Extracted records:

_ _ _ _

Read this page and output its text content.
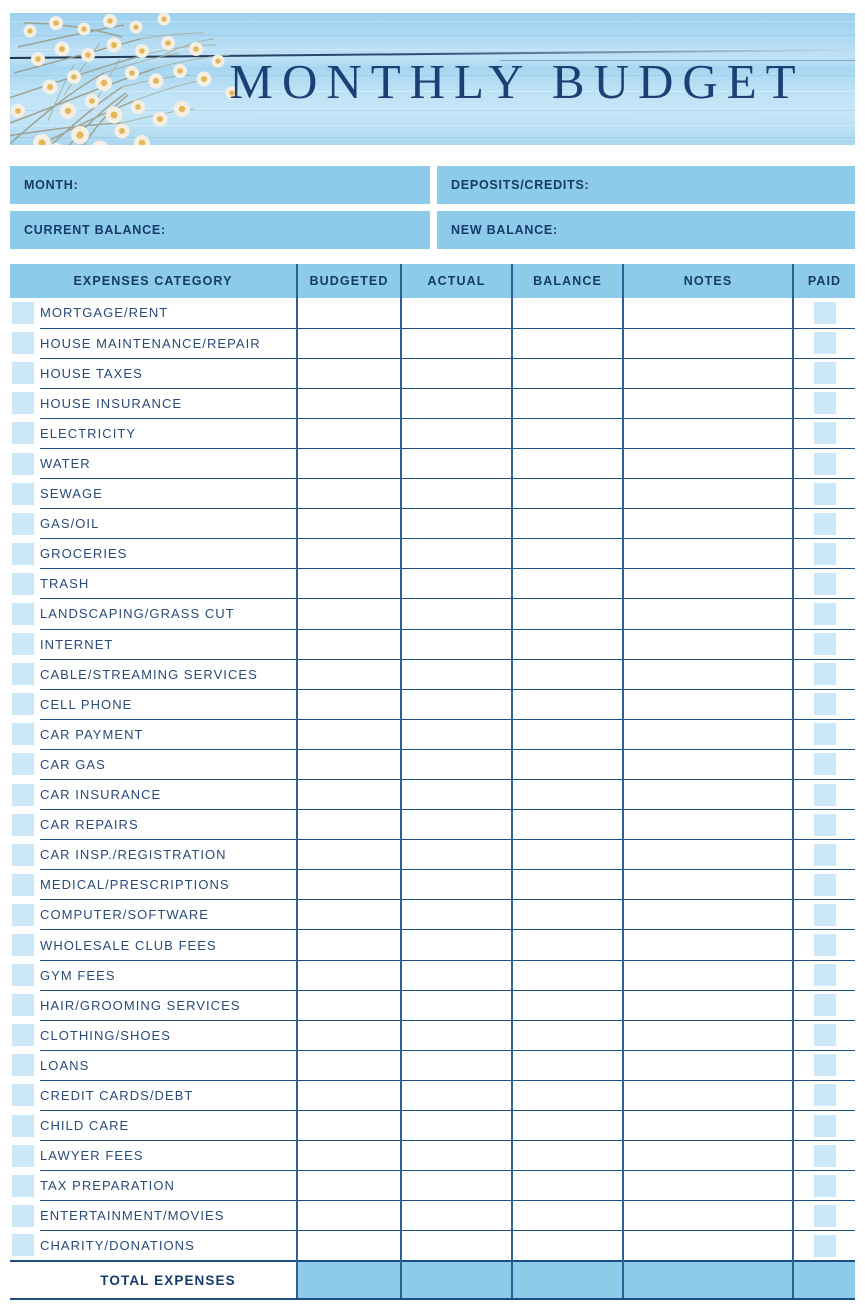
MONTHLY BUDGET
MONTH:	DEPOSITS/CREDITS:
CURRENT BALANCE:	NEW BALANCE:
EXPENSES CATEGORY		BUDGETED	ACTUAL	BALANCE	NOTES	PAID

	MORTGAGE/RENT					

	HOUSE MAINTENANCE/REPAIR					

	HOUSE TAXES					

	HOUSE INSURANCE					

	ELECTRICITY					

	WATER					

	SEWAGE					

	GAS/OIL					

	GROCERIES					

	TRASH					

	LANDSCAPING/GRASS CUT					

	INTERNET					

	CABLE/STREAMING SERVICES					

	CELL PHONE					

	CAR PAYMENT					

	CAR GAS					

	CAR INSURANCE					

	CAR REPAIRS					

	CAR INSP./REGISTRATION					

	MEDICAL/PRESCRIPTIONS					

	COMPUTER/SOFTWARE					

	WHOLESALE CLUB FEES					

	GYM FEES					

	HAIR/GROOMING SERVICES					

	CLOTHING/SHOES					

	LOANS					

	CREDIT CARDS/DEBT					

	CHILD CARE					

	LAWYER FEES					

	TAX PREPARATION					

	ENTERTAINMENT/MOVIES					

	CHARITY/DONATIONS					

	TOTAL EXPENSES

_ _ _ _

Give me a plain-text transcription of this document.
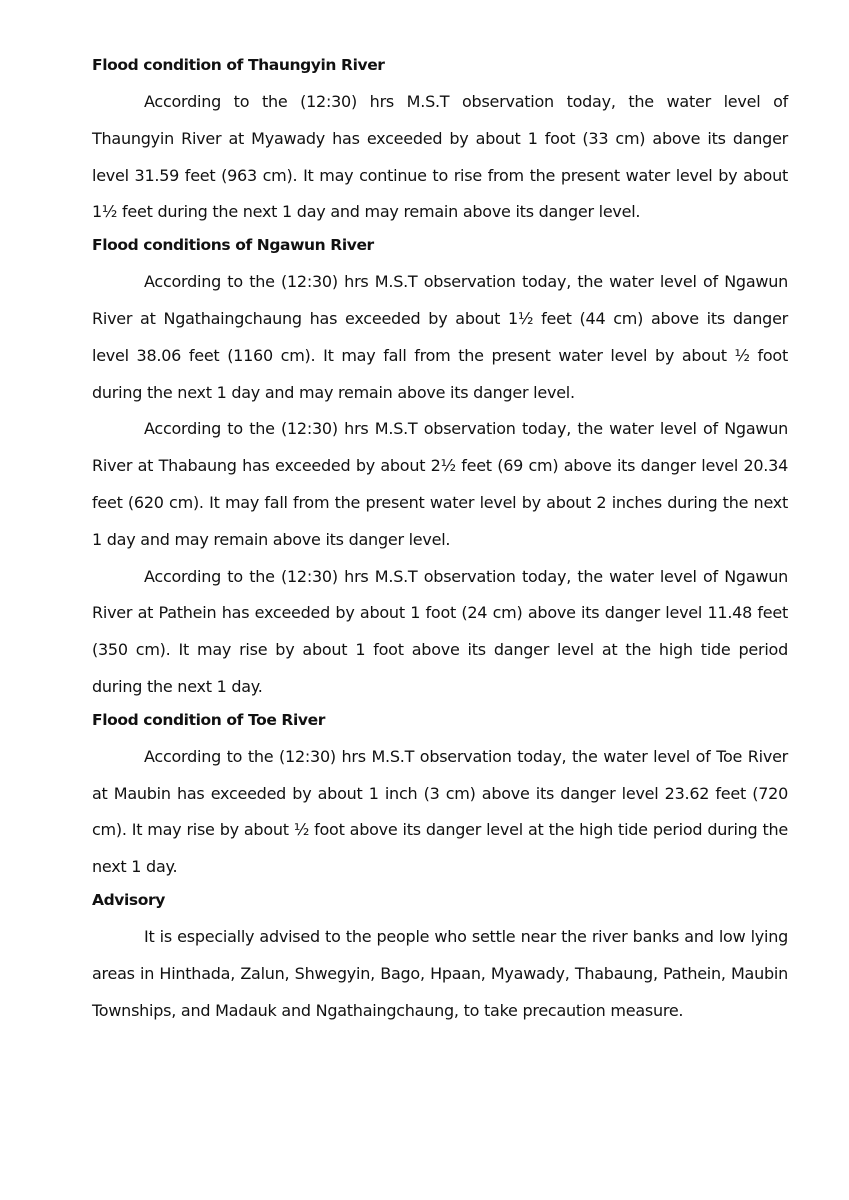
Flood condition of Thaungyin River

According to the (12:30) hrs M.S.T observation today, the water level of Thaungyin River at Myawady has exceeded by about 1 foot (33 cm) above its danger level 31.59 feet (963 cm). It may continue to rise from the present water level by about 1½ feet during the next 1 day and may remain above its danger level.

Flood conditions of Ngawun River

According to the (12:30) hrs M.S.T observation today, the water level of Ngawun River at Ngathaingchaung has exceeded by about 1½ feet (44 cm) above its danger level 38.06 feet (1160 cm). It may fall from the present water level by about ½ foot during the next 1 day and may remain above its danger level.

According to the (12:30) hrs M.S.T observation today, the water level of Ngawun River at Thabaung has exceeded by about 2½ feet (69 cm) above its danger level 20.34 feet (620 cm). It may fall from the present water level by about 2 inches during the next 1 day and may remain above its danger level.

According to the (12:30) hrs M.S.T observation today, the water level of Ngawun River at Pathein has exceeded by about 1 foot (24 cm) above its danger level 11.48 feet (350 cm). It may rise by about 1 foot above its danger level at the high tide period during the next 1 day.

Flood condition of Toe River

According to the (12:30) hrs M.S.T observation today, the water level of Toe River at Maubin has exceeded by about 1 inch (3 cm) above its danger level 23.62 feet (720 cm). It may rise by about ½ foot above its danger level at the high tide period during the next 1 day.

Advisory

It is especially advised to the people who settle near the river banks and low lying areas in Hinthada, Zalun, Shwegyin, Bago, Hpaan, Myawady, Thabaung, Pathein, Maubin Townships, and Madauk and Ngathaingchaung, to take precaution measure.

_ _ _ _

TASK DESCRIPTION
Find all lines holding the string "EXPENSES" and copy them.

TASK RESPONSE
EXPENSES CATEGORY		BUDGETED	ACTUAL	BALANCE	NOTES	PAID
	TOTAL EXPENSES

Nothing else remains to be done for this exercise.